### Aufgabe A
Suchen Sie in den Einträgen jede Zeile heraus, in der die Zeichenfolge „left“ vorkommt, und schreiben Sie diese Zeilen vollständig ab.

### Lesetext
□ □ □ □ □ □ □

Die Witwe Apollonia heiratete im August 1784 den Witwer Kaspar Luz. Ihm fiel damit die Bewirtschaftung des "Goldenen Ochsen" zu. "Ochsenwirt" blieb er auch nach dem frühen Tod seiner Frau im März 1785 und seiner Wiederverheiratung im November desselben Jahres. Nach der Fertigstellung des "Weißen Ochsen" im Jahr 1788 erscheint Kaspar in der Steuerabrechnung von 1789/90 als "Weißochsenwirt".
Die 7 und 4 Jahre alten Kinder Anna Margareta und Johann Konrad Maier wurden durch den Tod ihrer Mutter zu Vollwaisen. Sie erbten deren Hälfte an der Wirtschaft fast ganz. Den kleinen Anteil, den ihr Stiefvater Kaspar als Ausgleich für ererbtes Kapital erhalten hatte, kauften sie 1789 um 500 Gulden. Sie waren nun alleinige Eigentümer des "Goldenen Ochsen". Wie schon 1785 wurden sie durch zwei Pfleger vertreten, den Löwenwirt Balthas Luz und den Feldmesser Jakob Haldenwang. Als Helfer fungierte ihr Großvater, der Schultheiß Johann Konrad Klett von Nehren.
Der "Goldene Ochsen" ist daraufhin langsam eingegangen. Bei der Steuerabrechnung von 1789/90 erscheint noch Johannes Röker als "Gastgeber zum Goldenen Ochsen". Seine Steuerschuld betrug 31 Gulden, eine Summe, die mit der Besteuerung anderer Wirtschaften vergleichbar ist. Aber schon im nächsten Jahr hatte der "Golden Ochsenwirt" nur noch 15 Gulden zu bezahlen. Wiederum nach Jahresfrist bestand die Wirtschaft nicht mehr, und sie sollte auch nie wieder erstehen. Man muß davon ausgehen, dass dieser Gasthof, der seinerzeit nach Größe und Ausstattung als der prächtigste an der Landstraße gelten konnte, nur rund 30 Jahre lang seinen Zweck erfüllte. In dem Wohnhaus lebte noch die betagte Witwe Margareta Maier, bis sie 1801 im Alter von 79 Jahren verstarb. Die Erben, "Johann Jakob Maiers, Metzgers, Kinder", mußten an die Gemeinde als Eigentümer eine vergleichsweise hohe Steuer bezahlen, doch wurde diese größtenteils von den Pächtern der Güter übernommen.

□ □ □ □ □ □ □

(Gespeicherte Einträge)

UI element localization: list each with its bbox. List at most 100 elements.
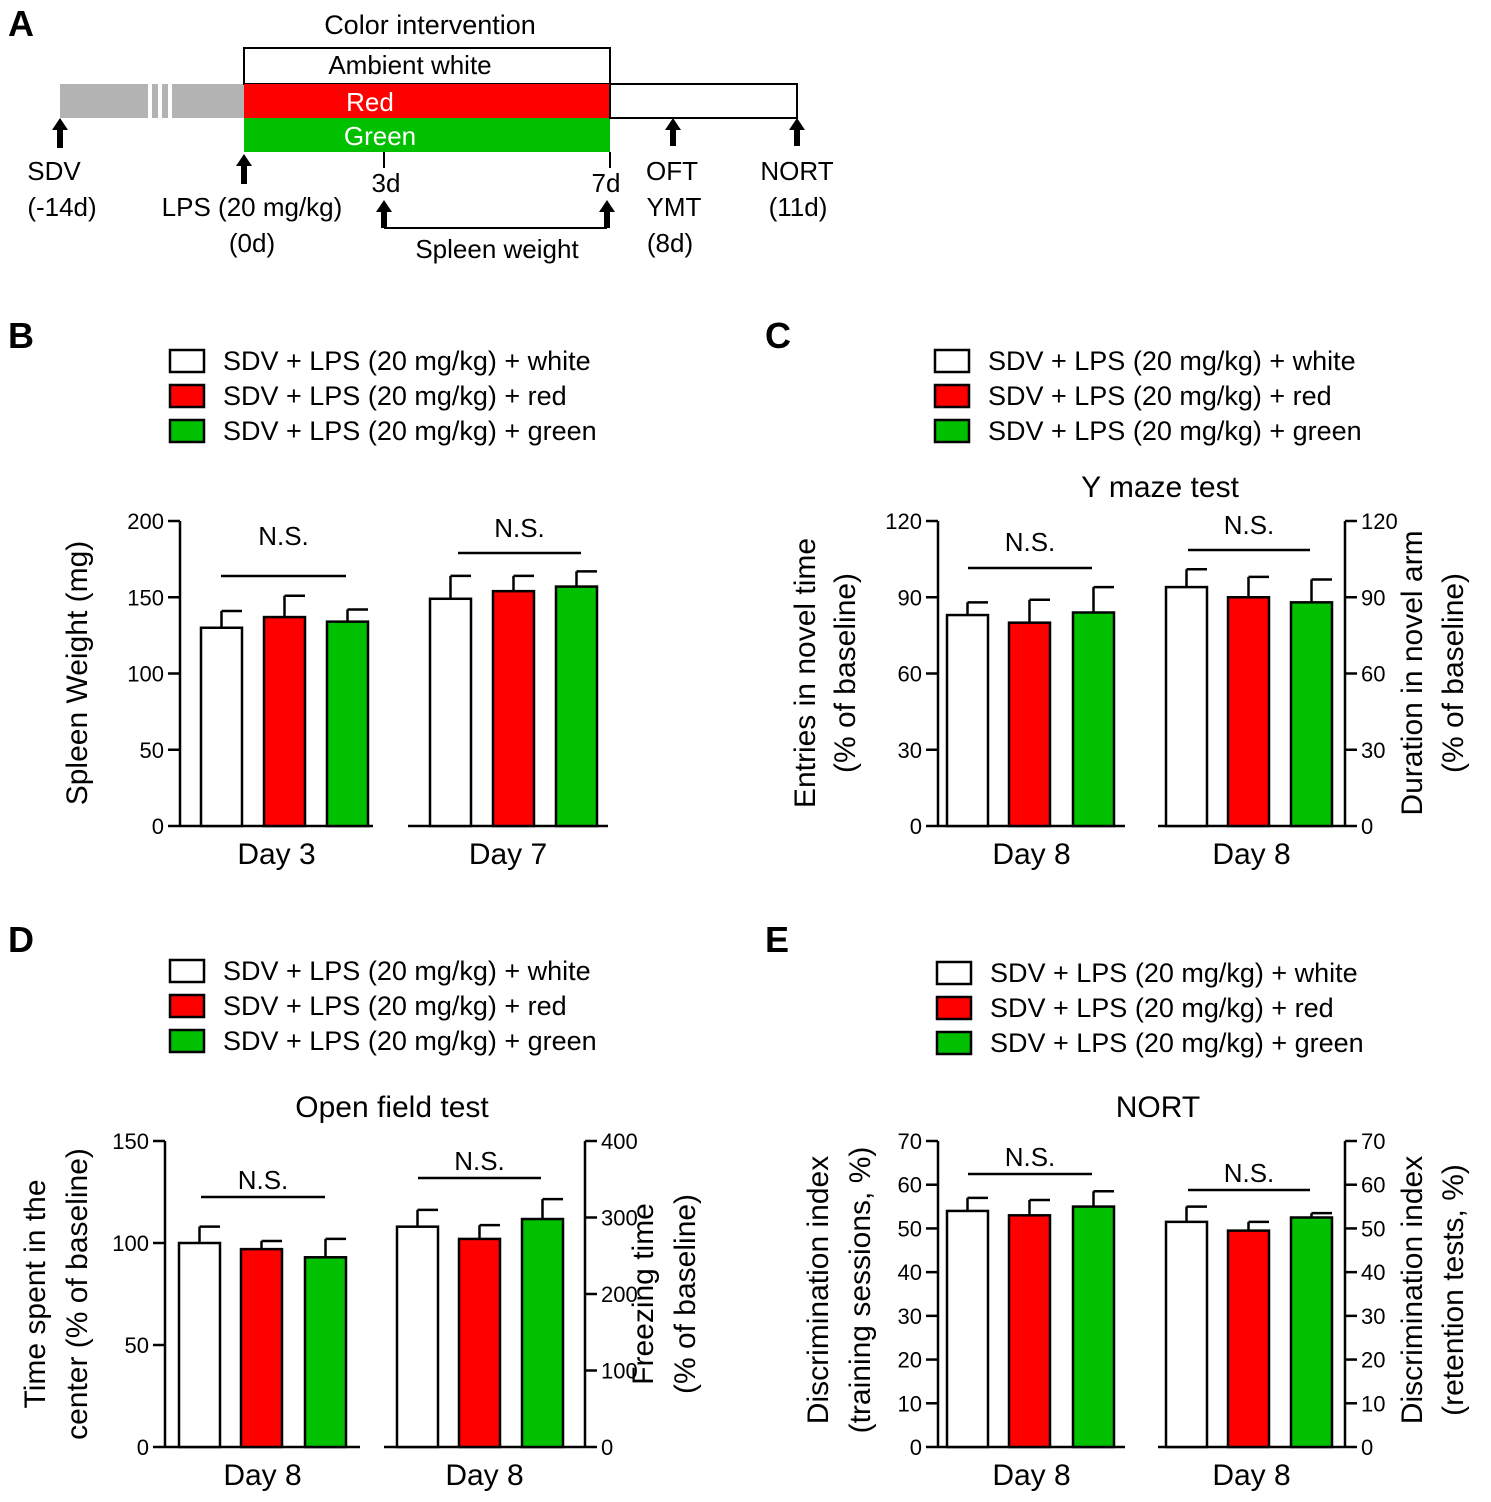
lps-label: LPS (20 mg/kg) [162, 192, 343, 222]
y-tick-label-right: 30 [1361, 738, 1385, 763]
bar-green [1071, 611, 1116, 828]
post-intervention-bar [609, 83, 798, 119]
lps-day-label: (0d) [229, 228, 275, 258]
y-tick-label-right: 120 [1361, 509, 1398, 534]
y-tick-label: 100 [127, 662, 164, 687]
y-tick-label: 30 [898, 1304, 922, 1329]
y-tick-label: 0 [910, 1435, 922, 1460]
y-tick-label: 0 [910, 814, 922, 839]
bar-white [177, 1241, 222, 1449]
break-mark [148, 84, 152, 118]
arrow-up-icon [599, 200, 615, 228]
y-tick-label-right: 20 [1361, 1348, 1385, 1373]
bar-green [554, 585, 599, 828]
chart-b: 0 50 100 150 200 Day 3 N.S. Day 7 N.S. Spleen Wei… [61, 509, 608, 871]
legend-swatch-white [168, 958, 206, 984]
y-tick-label: 120 [885, 509, 922, 534]
y-axis-label-left: Time spent in the [19, 1180, 52, 1409]
bar-red [1226, 1229, 1271, 1449]
y-axis-label-left: Entries in novel time [789, 538, 822, 808]
legend-swatch-green [168, 1028, 206, 1054]
bar-red [262, 615, 307, 828]
panel-label-d: D [8, 919, 34, 960]
bar-white [1164, 1220, 1209, 1449]
y-tick-label: 150 [112, 1129, 149, 1154]
green-intervention-bar [244, 118, 610, 152]
legend-label-red: SDV + LPS (20 mg/kg) + red [223, 991, 567, 1021]
y-tick-label-right: 60 [1361, 662, 1385, 687]
bar-green [520, 1217, 565, 1449]
legend-label-red: SDV + LPS (20 mg/kg) + red [990, 993, 1334, 1023]
legend-label-white: SDV + LPS (20 mg/kg) + white [223, 346, 591, 376]
significance-label: N.S. [1005, 527, 1056, 557]
significance-label: N.S. [454, 1146, 505, 1176]
legend-label-green: SDV + LPS (20 mg/kg) + green [988, 416, 1362, 446]
legend-label-green: SDV + LPS (20 mg/kg) + green [223, 1026, 597, 1056]
nort-label: NORT [760, 156, 833, 186]
bar-red [1007, 621, 1052, 828]
y-tick-label: 0 [152, 814, 164, 839]
y-tick-label-right: 60 [1361, 1173, 1385, 1198]
y-tick-label-right: 10 [1361, 1391, 1385, 1416]
bar-white [199, 626, 244, 828]
legend-swatch-red [933, 383, 971, 409]
legend-swatch-red [935, 995, 973, 1021]
legend-swatch-green [935, 1030, 973, 1056]
break-mark [168, 84, 172, 118]
y-tick-label: 0 [137, 1435, 149, 1460]
legend: SDV + LPS (20 mg/kg) + white SDV + LPS (2… [168, 346, 597, 446]
x-category-label: Day 8 [223, 1459, 301, 1492]
y-tick-label: 100 [112, 1231, 149, 1256]
timeline-panel: A Color intervention Ambient white Red G… [8, 3, 834, 264]
y-tick-label: 150 [127, 585, 164, 610]
break-mark [158, 84, 162, 118]
panel-label-a: A [8, 3, 34, 44]
bar-green [1289, 601, 1334, 828]
legend: SDV + LPS (20 mg/kg) + white SDV + LPS (2… [933, 346, 1362, 446]
y-tick-label-right: 50 [1361, 1216, 1385, 1241]
arrow-up-icon [236, 154, 252, 184]
significance-label: N.S. [494, 513, 545, 543]
y-tick-label-right: 40 [1361, 1260, 1385, 1285]
y-tick-label: 30 [898, 738, 922, 763]
sdv-label: SDV [27, 156, 81, 186]
y-tick-label-right: 0 [601, 1435, 613, 1460]
y-tick-label: 200 [127, 509, 164, 534]
oft-day-label: (8d) [647, 228, 693, 258]
legend-swatch-white [168, 348, 206, 374]
y-axis-label-left: (% of baseline) [829, 573, 862, 773]
day3-label: 3d [372, 168, 401, 198]
bar-green [325, 620, 370, 828]
oft-label: OFT [646, 156, 698, 186]
legend-swatch-green [933, 418, 971, 444]
significance-label: N.S. [1224, 1158, 1275, 1188]
bar-red [1226, 596, 1271, 828]
y-tick-label-right: 400 [601, 1129, 638, 1154]
y-tick-label: 40 [898, 1260, 922, 1285]
y-tick-label-right: 70 [1361, 1129, 1385, 1154]
bar-red [457, 1237, 502, 1449]
legend-swatch-white [933, 348, 971, 374]
bar-white [945, 613, 990, 828]
white-bar-label: Ambient white [328, 50, 491, 80]
y-axis-label-left: Discrimination index [802, 1156, 835, 1424]
bar-white [945, 1209, 990, 1449]
legend-label-red: SDV + LPS (20 mg/kg) + red [988, 381, 1332, 411]
legend: SDV + LPS (20 mg/kg) + white SDV + LPS (2… [935, 958, 1364, 1058]
x-category-label: Day 8 [1212, 838, 1290, 871]
arrow-up-icon [376, 200, 392, 228]
bar-green [303, 1256, 348, 1449]
y-tick-label: 60 [898, 1173, 922, 1198]
legends: SDV + LPS (20 mg/kg) + white SDV + LPS (2… [168, 346, 1364, 1058]
legend-swatch-green [168, 418, 206, 444]
chart-c: Y maze test 0 30 60 90 120 0 30 60 90 120 Day 8 N.S.… [789, 471, 1470, 871]
bar-red [239, 1247, 284, 1449]
y-tick-label-right: 300 [601, 1206, 638, 1231]
legend-label-green: SDV + LPS (20 mg/kg) + green [223, 416, 597, 446]
bar-white [428, 597, 473, 828]
y-axis-label-left: (training sessions, %) [844, 1147, 877, 1434]
bar-red [491, 589, 536, 828]
y-tick-label-right: 0 [1361, 814, 1373, 839]
white-intervention-bar [243, 47, 611, 85]
panel-label-e: E [765, 919, 789, 960]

□ □ □ □ □ □ □

### Aufgabe B
Führen Sie den Lesetext über den Gasthof „Goldener Ochsen“ im Anschluss an seinen letzten Satz weiter.

### Erwartete Antwort A
y-axis-label-left: Time spent in the [19, 1180, 52, 1409]
y-axis-label-left: Entries in novel time [789, 538, 822, 808]
y-axis-label-left: (% of baseline) [829, 573, 862, 773]
y-axis-label-left: Discrimination index [802, 1156, 835, 1424]
y-axis-label-left: (training sessions, %) [844, 1147, 877, 1434]

### Erwartete Antwort B
Im Jahr 1797 heiratete die nun volljährige Anna Margareta Maier den Nehrener Bäcker und Bauern Johann Martin Schneider (1776-1816). Ihr Bruder Johann Konrad lebte danach als Kellner im "Löwen" und starb dort 1803 mit 21 Jahren "an der Auszehrung". Bei der Verteilung seines Erbes fiel der Margareta auch dessen Hälfte am ehemaligen "Goldenen Ochsen" und allen Grundstücken zu. Damit hatte sich dieses Anwesen erstmals wieder in einer Hand vereinigt. Es wurde von Johann Martin Schneider bewirtschaftet.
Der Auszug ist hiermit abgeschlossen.